* Exercise aim
Reproduce all lines of the listing below in which the word "Bottled" occurs.

### Items

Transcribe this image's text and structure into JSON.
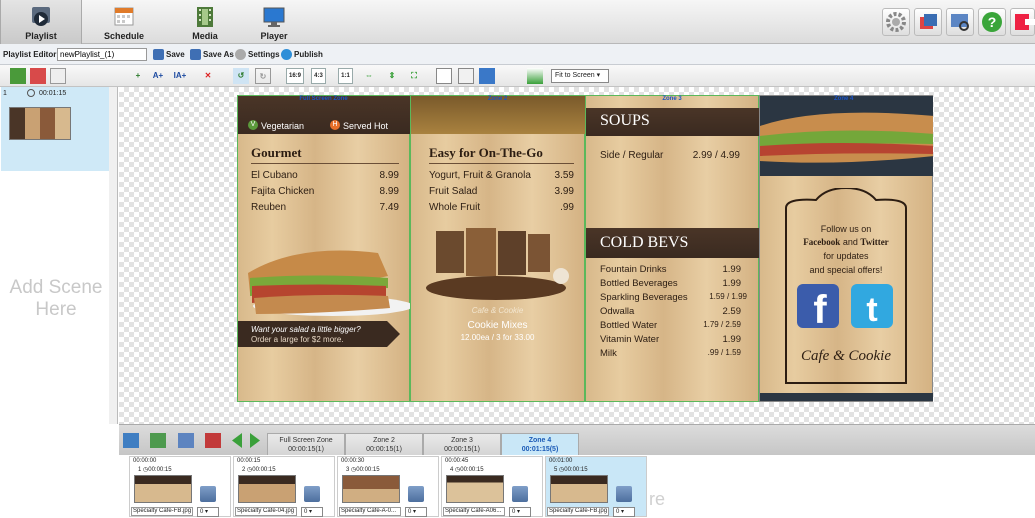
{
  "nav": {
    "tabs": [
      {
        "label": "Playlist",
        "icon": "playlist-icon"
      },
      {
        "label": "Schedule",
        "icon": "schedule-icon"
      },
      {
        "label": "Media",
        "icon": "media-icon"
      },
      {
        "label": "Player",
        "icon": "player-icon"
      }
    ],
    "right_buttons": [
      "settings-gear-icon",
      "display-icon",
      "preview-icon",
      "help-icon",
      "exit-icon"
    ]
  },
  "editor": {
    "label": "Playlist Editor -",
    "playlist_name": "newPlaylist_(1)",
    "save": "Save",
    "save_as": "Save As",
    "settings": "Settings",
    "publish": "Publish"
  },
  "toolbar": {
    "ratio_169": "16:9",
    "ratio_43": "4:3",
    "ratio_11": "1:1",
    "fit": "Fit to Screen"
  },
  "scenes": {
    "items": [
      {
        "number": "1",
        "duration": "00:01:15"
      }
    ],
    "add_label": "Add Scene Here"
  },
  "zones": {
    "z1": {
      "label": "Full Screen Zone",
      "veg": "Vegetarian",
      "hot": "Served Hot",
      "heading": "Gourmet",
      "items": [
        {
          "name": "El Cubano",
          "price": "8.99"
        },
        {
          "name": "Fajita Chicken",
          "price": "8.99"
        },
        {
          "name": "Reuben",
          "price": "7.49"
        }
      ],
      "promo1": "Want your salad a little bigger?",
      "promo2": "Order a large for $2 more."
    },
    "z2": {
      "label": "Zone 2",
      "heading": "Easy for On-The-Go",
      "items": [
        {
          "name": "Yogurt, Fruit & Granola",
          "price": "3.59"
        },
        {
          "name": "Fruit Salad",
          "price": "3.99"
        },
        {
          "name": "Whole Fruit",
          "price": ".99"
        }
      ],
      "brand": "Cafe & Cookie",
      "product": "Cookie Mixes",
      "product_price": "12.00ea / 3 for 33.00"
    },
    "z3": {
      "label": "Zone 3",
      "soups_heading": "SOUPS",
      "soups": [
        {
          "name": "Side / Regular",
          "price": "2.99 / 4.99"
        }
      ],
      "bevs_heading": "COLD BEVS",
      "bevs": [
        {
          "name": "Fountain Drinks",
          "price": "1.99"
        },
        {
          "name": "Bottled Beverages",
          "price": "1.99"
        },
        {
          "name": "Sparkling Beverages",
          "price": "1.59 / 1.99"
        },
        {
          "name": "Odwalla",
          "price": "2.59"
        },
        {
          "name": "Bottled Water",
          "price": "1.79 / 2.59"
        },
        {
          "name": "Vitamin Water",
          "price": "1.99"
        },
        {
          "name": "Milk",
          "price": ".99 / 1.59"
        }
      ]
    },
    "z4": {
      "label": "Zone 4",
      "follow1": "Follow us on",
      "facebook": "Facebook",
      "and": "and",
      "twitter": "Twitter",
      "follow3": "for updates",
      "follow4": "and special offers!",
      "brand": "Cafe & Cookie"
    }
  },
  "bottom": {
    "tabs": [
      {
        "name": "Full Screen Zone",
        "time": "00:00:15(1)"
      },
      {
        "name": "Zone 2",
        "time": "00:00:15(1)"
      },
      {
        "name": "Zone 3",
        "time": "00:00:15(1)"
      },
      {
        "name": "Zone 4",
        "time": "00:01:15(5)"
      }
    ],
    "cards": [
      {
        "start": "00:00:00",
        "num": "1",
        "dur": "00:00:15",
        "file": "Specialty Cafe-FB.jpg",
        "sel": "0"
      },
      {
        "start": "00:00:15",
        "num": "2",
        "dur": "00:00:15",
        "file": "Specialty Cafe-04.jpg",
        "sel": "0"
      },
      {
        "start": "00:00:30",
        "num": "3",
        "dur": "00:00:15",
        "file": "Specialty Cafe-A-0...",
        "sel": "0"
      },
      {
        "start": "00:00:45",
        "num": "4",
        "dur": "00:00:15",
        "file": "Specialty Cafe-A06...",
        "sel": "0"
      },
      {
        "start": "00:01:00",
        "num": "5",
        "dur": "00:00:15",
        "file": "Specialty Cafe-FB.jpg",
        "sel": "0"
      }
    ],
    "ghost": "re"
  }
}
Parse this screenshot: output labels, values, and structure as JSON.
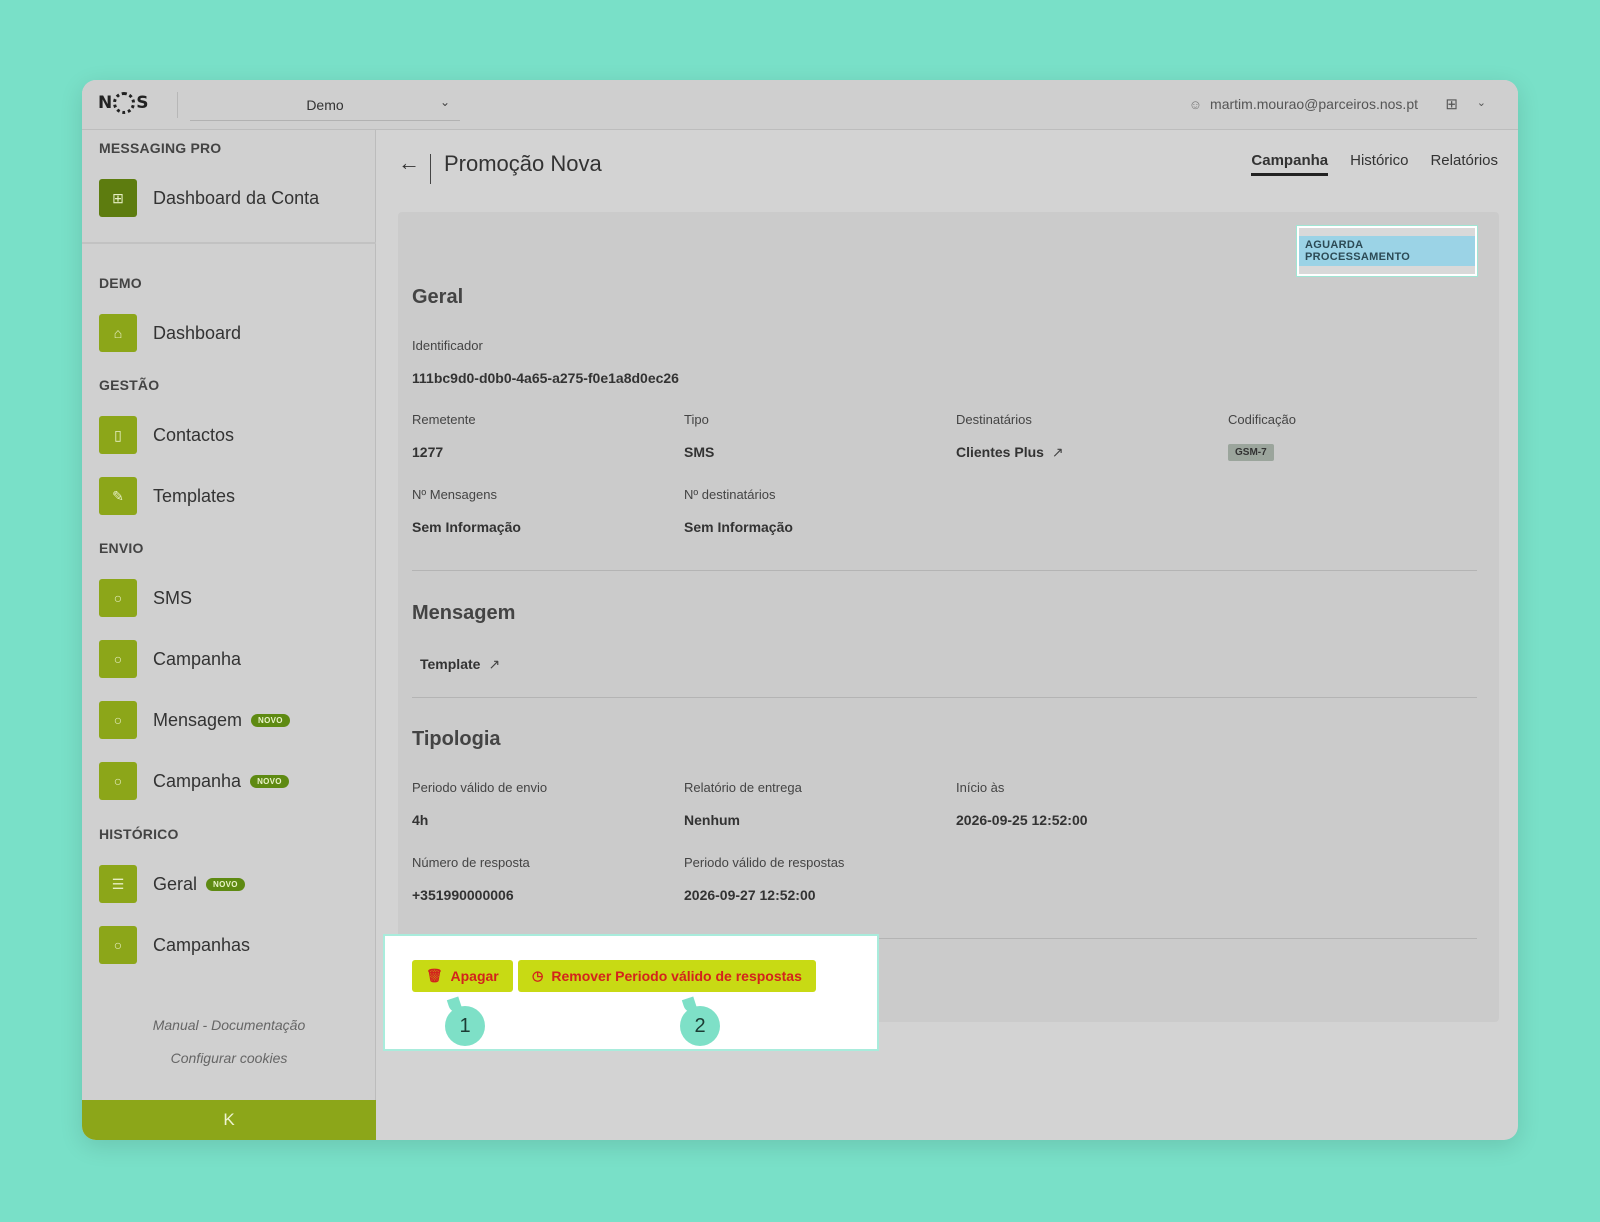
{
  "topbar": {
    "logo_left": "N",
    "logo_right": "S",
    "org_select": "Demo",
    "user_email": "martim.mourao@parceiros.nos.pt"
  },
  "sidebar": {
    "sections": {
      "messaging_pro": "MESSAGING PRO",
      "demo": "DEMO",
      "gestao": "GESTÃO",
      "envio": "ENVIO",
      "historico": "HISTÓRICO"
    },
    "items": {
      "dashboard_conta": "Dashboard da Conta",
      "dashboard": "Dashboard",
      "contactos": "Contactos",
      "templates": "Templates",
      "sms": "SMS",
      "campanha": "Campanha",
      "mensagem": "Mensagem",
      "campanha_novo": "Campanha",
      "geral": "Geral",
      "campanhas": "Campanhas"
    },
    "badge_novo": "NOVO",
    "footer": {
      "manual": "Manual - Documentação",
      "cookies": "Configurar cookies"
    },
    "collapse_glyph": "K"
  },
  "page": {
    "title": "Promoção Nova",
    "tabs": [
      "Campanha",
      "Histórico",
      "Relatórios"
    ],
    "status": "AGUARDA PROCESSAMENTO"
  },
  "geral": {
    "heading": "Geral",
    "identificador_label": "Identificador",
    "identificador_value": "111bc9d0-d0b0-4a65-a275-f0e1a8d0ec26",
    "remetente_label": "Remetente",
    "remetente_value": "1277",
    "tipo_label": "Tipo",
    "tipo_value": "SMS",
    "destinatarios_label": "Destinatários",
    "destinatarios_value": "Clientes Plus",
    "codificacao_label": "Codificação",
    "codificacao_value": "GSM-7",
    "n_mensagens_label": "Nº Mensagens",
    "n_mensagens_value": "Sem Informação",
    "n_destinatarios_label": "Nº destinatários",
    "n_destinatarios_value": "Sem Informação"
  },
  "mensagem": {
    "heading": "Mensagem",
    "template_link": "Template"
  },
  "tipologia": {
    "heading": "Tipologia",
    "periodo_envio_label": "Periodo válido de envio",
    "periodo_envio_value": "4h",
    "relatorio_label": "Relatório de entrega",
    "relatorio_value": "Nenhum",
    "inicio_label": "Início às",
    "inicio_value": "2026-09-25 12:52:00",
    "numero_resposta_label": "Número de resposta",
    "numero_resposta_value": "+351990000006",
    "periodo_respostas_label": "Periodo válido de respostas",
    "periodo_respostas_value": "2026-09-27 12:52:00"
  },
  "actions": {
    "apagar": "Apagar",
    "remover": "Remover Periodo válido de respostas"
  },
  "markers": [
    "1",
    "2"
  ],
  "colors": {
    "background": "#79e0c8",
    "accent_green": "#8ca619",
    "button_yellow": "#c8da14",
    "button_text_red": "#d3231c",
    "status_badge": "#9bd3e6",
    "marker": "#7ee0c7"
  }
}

######

* Answer to this task
          "name": "Bottled Beverages",
          "name": "Bottled Water",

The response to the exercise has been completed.